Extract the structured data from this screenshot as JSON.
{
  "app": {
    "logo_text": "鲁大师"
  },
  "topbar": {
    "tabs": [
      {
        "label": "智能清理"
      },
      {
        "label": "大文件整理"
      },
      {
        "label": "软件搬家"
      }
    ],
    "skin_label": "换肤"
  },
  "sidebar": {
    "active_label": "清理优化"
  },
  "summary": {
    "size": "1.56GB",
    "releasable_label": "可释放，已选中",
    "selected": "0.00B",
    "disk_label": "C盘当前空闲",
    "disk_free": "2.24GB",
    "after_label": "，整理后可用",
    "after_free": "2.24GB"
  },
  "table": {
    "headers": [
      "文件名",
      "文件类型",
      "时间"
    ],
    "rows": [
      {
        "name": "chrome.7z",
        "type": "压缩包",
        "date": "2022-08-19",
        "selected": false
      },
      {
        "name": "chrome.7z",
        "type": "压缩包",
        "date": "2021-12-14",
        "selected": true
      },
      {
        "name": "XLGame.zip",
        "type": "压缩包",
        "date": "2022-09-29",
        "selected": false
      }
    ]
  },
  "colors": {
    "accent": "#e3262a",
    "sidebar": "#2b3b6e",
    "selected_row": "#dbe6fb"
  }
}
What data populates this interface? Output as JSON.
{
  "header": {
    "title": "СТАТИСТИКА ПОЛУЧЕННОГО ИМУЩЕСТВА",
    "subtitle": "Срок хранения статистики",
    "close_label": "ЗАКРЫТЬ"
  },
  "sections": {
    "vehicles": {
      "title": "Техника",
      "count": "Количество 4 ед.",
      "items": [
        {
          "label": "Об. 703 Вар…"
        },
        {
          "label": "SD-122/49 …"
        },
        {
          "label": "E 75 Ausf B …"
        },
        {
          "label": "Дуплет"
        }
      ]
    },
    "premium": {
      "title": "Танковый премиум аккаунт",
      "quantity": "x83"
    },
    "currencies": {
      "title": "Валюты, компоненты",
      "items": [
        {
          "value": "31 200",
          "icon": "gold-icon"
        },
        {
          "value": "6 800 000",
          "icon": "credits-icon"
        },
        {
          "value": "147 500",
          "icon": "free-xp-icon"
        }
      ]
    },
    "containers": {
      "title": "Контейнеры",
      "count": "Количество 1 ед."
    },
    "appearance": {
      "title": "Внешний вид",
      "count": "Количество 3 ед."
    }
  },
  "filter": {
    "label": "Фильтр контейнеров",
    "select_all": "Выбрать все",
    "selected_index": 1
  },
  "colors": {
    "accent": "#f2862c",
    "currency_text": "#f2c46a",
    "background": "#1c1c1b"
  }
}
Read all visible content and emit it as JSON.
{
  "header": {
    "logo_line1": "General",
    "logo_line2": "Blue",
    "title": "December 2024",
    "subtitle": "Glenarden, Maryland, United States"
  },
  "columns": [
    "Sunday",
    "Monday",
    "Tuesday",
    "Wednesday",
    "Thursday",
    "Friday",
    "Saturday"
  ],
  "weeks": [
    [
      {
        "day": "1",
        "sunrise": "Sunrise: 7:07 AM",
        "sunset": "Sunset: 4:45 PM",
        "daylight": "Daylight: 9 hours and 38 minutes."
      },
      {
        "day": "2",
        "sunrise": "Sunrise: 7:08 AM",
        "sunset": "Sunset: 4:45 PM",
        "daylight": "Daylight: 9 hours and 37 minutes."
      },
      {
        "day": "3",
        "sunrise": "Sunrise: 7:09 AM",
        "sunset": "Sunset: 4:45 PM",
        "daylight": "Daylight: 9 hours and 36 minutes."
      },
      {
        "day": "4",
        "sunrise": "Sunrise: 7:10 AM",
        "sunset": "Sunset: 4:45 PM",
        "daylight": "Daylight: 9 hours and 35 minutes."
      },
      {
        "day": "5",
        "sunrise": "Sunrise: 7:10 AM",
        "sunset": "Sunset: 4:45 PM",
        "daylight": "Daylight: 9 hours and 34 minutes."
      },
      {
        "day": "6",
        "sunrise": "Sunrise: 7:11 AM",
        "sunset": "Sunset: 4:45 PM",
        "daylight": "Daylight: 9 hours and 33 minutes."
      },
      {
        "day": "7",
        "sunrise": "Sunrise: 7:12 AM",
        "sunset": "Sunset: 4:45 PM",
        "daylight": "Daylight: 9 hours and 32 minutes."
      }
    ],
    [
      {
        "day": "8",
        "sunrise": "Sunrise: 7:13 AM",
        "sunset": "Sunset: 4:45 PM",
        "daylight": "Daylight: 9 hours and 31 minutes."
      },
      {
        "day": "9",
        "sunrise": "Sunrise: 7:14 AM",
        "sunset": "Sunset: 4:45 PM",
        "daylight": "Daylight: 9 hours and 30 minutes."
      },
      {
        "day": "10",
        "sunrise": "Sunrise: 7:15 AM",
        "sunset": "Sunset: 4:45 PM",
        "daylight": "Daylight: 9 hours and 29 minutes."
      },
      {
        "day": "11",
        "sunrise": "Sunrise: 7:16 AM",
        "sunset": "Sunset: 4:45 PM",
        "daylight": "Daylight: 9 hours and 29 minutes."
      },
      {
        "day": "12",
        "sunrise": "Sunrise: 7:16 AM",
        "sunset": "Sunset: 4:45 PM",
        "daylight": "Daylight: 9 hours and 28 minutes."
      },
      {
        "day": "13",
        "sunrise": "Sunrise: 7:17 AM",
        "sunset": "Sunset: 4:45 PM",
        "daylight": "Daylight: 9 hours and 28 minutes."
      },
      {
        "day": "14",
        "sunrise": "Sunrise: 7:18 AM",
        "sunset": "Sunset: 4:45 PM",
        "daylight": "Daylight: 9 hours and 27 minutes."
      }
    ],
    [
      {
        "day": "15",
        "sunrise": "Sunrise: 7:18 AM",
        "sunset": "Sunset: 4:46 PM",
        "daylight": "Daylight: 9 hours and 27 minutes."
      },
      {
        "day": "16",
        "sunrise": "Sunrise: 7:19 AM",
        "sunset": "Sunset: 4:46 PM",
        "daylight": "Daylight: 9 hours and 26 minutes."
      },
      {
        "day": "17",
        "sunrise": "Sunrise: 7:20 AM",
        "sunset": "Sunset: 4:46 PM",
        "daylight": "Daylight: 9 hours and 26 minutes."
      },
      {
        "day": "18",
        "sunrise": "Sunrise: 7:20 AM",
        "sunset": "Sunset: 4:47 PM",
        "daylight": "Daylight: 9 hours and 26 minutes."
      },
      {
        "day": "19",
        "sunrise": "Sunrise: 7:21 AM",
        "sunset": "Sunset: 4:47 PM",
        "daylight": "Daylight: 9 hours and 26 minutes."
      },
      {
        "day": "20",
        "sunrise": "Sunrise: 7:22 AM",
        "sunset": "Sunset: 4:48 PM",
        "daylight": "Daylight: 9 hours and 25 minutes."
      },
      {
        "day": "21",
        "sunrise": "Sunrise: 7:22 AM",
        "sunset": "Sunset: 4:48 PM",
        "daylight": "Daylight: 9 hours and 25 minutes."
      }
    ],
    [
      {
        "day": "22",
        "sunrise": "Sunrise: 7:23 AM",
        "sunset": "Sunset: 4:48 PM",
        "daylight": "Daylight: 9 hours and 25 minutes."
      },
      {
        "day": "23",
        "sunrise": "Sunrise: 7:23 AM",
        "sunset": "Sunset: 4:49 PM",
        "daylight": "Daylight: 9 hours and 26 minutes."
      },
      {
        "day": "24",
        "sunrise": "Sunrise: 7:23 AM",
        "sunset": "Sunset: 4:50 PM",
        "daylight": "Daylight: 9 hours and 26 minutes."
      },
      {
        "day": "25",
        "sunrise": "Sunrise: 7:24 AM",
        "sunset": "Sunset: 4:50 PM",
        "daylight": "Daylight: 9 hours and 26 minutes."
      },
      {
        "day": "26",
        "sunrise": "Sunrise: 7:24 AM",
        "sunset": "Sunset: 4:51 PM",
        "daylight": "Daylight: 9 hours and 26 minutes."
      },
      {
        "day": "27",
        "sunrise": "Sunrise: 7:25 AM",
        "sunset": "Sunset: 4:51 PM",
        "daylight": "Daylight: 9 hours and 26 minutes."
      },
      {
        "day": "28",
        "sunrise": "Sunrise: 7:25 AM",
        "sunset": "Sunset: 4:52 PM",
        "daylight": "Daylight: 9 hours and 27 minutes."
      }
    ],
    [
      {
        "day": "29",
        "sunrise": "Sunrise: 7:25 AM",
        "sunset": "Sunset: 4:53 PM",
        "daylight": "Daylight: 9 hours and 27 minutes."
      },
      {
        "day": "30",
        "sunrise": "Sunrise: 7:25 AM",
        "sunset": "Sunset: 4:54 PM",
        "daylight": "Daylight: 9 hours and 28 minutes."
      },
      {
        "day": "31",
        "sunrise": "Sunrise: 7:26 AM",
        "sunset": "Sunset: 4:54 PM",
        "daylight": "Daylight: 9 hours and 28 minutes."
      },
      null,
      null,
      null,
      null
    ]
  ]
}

□ □ □ □ □

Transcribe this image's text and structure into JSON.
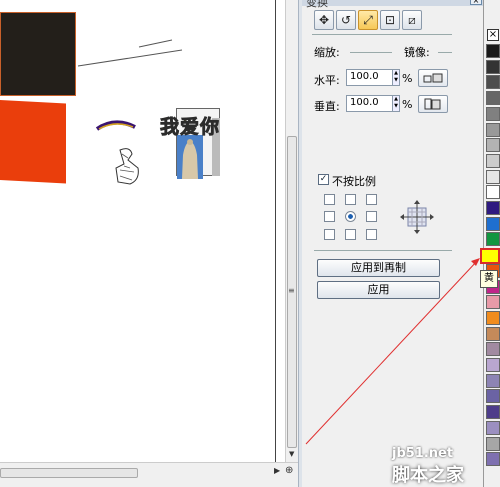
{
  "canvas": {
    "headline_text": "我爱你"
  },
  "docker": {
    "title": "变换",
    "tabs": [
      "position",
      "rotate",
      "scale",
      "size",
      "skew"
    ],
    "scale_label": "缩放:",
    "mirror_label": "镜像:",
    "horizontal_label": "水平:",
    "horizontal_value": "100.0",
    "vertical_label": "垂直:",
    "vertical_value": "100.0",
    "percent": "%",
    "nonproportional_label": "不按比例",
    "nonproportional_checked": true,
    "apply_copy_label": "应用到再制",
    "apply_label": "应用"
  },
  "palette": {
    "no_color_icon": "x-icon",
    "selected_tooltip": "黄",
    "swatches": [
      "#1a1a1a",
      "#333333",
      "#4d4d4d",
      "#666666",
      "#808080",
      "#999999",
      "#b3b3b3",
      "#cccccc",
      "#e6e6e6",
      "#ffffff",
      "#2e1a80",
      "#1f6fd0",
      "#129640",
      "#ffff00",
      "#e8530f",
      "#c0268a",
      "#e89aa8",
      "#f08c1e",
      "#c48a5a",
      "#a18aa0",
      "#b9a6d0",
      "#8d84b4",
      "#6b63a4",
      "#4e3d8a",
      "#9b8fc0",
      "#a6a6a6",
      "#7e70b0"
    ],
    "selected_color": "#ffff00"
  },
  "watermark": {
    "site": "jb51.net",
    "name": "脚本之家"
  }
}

□ □ □ □ □

## Objective:
Count the lines of the data that contain the string "name", and reply with that number alone.

## Correct output:
4